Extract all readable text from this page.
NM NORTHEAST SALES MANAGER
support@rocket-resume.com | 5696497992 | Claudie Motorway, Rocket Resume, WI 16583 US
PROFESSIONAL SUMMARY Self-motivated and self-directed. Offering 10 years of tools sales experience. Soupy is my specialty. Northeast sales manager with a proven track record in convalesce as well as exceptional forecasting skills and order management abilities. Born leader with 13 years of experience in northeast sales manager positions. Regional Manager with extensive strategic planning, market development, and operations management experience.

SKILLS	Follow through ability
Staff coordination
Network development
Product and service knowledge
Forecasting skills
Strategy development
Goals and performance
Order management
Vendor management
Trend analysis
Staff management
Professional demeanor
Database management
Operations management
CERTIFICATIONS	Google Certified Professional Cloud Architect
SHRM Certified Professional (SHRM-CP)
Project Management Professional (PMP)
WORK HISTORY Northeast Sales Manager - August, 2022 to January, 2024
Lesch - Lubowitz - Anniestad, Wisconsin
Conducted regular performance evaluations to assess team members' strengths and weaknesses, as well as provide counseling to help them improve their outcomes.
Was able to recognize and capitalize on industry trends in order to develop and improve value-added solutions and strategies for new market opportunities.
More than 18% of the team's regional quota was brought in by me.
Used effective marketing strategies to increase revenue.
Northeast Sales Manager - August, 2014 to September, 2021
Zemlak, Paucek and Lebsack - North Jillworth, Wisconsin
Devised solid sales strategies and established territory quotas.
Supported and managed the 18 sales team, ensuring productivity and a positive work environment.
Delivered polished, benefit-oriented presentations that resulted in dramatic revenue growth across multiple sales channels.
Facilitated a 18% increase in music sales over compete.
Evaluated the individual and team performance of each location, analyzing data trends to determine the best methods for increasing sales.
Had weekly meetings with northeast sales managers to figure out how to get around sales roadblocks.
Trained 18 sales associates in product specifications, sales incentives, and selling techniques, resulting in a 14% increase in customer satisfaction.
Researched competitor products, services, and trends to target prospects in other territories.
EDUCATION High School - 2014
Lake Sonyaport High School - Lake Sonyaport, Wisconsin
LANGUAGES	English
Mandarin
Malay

☆ ☆ ☆ ☆

**Short exercise:** Restate the whole of the material exactly.

**Complete answer:**
Extract all readable text from this page.
NM NORTHEAST SALES MANAGER
support@rocket-resume.com | 5696497992 | Claudie Motorway, Rocket Resume, WI 16583 US
PROFESSIONAL SUMMARY Self-motivated and self-directed. Offering 10 years of tools sales experience. Soupy is my specialty. Northeast sales manager with a proven track record in convalesce as well as exceptional forecasting skills and order management abilities. Born leader with 13 years of experience in northeast sales manager positions. Regional Manager with extensive strategic planning, market development, and operations management experience.

SKILLS	Follow through ability
Staff coordination
Network development
Product and service knowledge
Forecasting skills
Strategy development
Goals and performance
Order management
Vendor management
Trend analysis
Staff management
Professional demeanor
Database management
Operations management
CERTIFICATIONS	Google Certified Professional Cloud Architect
SHRM Certified Professional (SHRM-CP)
Project Management Professional (PMP)
WORK HISTORY Northeast Sales Manager - August, 2022 to January, 2024
Lesch - Lubowitz - Anniestad, Wisconsin
Conducted regular performance evaluations to assess team members' strengths and weaknesses, as well as provide counseling to help them improve their outcomes.
Was able to recognize and capitalize on industry trends in order to develop and improve value-added solutions and strategies for new market opportunities.
More than 18% of the team's regional quota was brought in by me.
Used effective marketing strategies to increase revenue.
Northeast Sales Manager - August, 2014 to September, 2021
Zemlak, Paucek and Lebsack - North Jillworth, Wisconsin
Devised solid sales strategies and established territory quotas.
Supported and managed the 18 sales team, ensuring productivity and a positive work environment.
Delivered polished, benefit-oriented presentations that resulted in dramatic revenue growth across multiple sales channels.
Facilitated a 18% increase in music sales over compete.
Evaluated the individual and team performance of each location, analyzing data trends to determine the best methods for increasing sales.
Had weekly meetings with northeast sales managers to figure out how to get around sales roadblocks.
Trained 18 sales associates in product specifications, sales incentives, and selling techniques, resulting in a 14% increase in customer satisfaction.
Researched competitor products, services, and trends to target prospects in other territories.
EDUCATION High School - 2014
Lake Sonyaport High School - Lake Sonyaport, Wisconsin
LANGUAGES	English
Mandarin
Malay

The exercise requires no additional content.